→ **Stated exercise**:
Go through the data and copy every line exactly, but not the images.

________

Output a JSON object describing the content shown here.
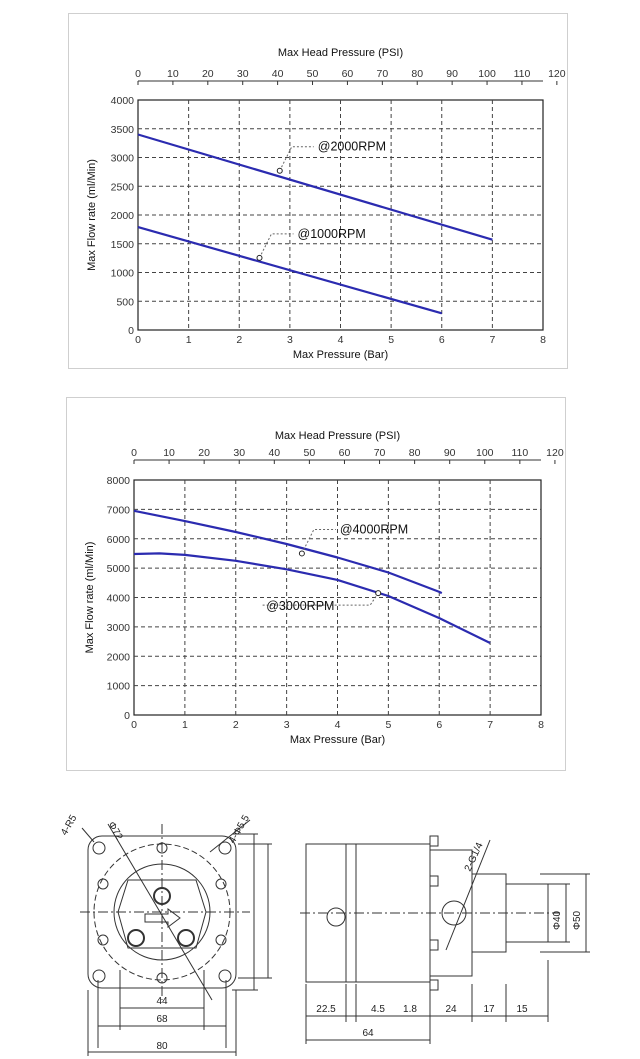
{
  "chart_data": [
    {
      "type": "line",
      "title": "",
      "top_axis_label": "Max Head Pressure (PSI)",
      "top_ticks": [
        "0",
        "10",
        "20",
        "30",
        "40",
        "50",
        "60",
        "70",
        "80",
        "90",
        "100",
        "110",
        "120"
      ],
      "xlabel": "Max Pressure (Bar)",
      "ylabel": "Max Flow rate (ml/Min)",
      "xlim": [
        0,
        8
      ],
      "ylim": [
        0,
        4000
      ],
      "x_ticks": [
        "0",
        "1",
        "2",
        "3",
        "4",
        "5",
        "6",
        "7",
        "8"
      ],
      "y_ticks": [
        "0",
        "500",
        "1000",
        "1500",
        "2000",
        "2500",
        "3000",
        "3500",
        "4000"
      ],
      "grid": true,
      "series": [
        {
          "name": "@2000RPM",
          "x": [
            0,
            7
          ],
          "y": [
            3400,
            1570
          ],
          "marker": [
            2.8,
            2770
          ]
        },
        {
          "name": "@1000RPM",
          "x": [
            0,
            6
          ],
          "y": [
            1790,
            290
          ],
          "marker": [
            2.4,
            1255
          ]
        }
      ],
      "line_color": "#2b2bb0"
    },
    {
      "type": "line",
      "title": "",
      "top_axis_label": "Max Head Pressure (PSI)",
      "top_ticks": [
        "0",
        "10",
        "20",
        "30",
        "40",
        "50",
        "60",
        "70",
        "80",
        "90",
        "100",
        "110",
        "120"
      ],
      "xlabel": "Max Pressure (Bar)",
      "ylabel": "Max Flow rate (ml/Min)",
      "xlim": [
        0,
        8
      ],
      "ylim": [
        0,
        8000
      ],
      "x_ticks": [
        "0",
        "1",
        "2",
        "3",
        "4",
        "5",
        "6",
        "7",
        "8"
      ],
      "y_ticks": [
        "0",
        "1000",
        "2000",
        "3000",
        "4000",
        "5000",
        "6000",
        "7000",
        "8000"
      ],
      "grid": true,
      "series": [
        {
          "name": "@4000RPM",
          "x": [
            0,
            1,
            2,
            3,
            4,
            5,
            6,
            6.05
          ],
          "y": [
            6950,
            6600,
            6230,
            5820,
            5360,
            4850,
            4190,
            4150
          ],
          "marker": [
            3.3,
            5500
          ]
        },
        {
          "name": "@3000RPM",
          "x": [
            0,
            0.5,
            1,
            2,
            3,
            4,
            5,
            6,
            7
          ],
          "y": [
            5480,
            5500,
            5450,
            5250,
            4960,
            4600,
            4050,
            3300,
            2450
          ],
          "marker": [
            4.8,
            4150
          ]
        }
      ],
      "line_color": "#2b2bb0"
    }
  ],
  "drawing": {
    "front_dims": {
      "d44": "44",
      "d68": "68",
      "d80": "80",
      "r5": "4-R5",
      "phi72": "Φ72",
      "hole": "4-Φ5.5"
    },
    "side_dims": {
      "a": "22.5",
      "b": "4.5",
      "c": "1.8",
      "d": "24",
      "e": "17",
      "f": "15",
      "total": "64",
      "port": "2-G1/4",
      "phi40": "Φ40",
      "phi50": "Φ50"
    }
  }
}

________

→ **Full answer**:
Output a JSON object describing the content shown here.
{
  "chart_data": [
    {
      "type": "line",
      "title": "",
      "top_axis_label": "Max Head Pressure (PSI)",
      "top_ticks": [
        "0",
        "10",
        "20",
        "30",
        "40",
        "50",
        "60",
        "70",
        "80",
        "90",
        "100",
        "110",
        "120"
      ],
      "xlabel": "Max Pressure (Bar)",
      "ylabel": "Max Flow rate (ml/Min)",
      "xlim": [
        0,
        8
      ],
      "ylim": [
        0,
        4000
      ],
      "x_ticks": [
        "0",
        "1",
        "2",
        "3",
        "4",
        "5",
        "6",
        "7",
        "8"
      ],
      "y_ticks": [
        "0",
        "500",
        "1000",
        "1500",
        "2000",
        "2500",
        "3000",
        "3500",
        "4000"
      ],
      "grid": true,
      "series": [
        {
          "name": "@2000RPM",
          "x": [
            0,
            7
          ],
          "y": [
            3400,
            1570
          ],
          "marker": [
            2.8,
            2770
          ]
        },
        {
          "name": "@1000RPM",
          "x": [
            0,
            6
          ],
          "y": [
            1790,
            290
          ],
          "marker": [
            2.4,
            1255
          ]
        }
      ],
      "line_color": "#2b2bb0"
    },
    {
      "type": "line",
      "title": "",
      "top_axis_label": "Max Head Pressure (PSI)",
      "top_ticks": [
        "0",
        "10",
        "20",
        "30",
        "40",
        "50",
        "60",
        "70",
        "80",
        "90",
        "100",
        "110",
        "120"
      ],
      "xlabel": "Max Pressure (Bar)",
      "ylabel": "Max Flow rate (ml/Min)",
      "xlim": [
        0,
        8
      ],
      "ylim": [
        0,
        8000
      ],
      "x_ticks": [
        "0",
        "1",
        "2",
        "3",
        "4",
        "5",
        "6",
        "7",
        "8"
      ],
      "y_ticks": [
        "0",
        "1000",
        "2000",
        "3000",
        "4000",
        "5000",
        "6000",
        "7000",
        "8000"
      ],
      "grid": true,
      "series": [
        {
          "name": "@4000RPM",
          "x": [
            0,
            1,
            2,
            3,
            4,
            5,
            6,
            6.05
          ],
          "y": [
            6950,
            6600,
            6230,
            5820,
            5360,
            4850,
            4190,
            4150
          ],
          "marker": [
            3.3,
            5500
          ]
        },
        {
          "name": "@3000RPM",
          "x": [
            0,
            0.5,
            1,
            2,
            3,
            4,
            5,
            6,
            7
          ],
          "y": [
            5480,
            5500,
            5450,
            5250,
            4960,
            4600,
            4050,
            3300,
            2450
          ],
          "marker": [
            4.8,
            4150
          ]
        }
      ],
      "line_color": "#2b2bb0"
    }
  ],
  "drawing": {
    "front_dims": {
      "d44": "44",
      "d68": "68",
      "d80": "80",
      "r5": "4-R5",
      "phi72": "Φ72",
      "hole": "4-Φ5.5"
    },
    "side_dims": {
      "a": "22.5",
      "b": "4.5",
      "c": "1.8",
      "d": "24",
      "e": "17",
      "f": "15",
      "total": "64",
      "port": "2-G1/4",
      "phi40": "Φ40",
      "phi50": "Φ50"
    }
  }
}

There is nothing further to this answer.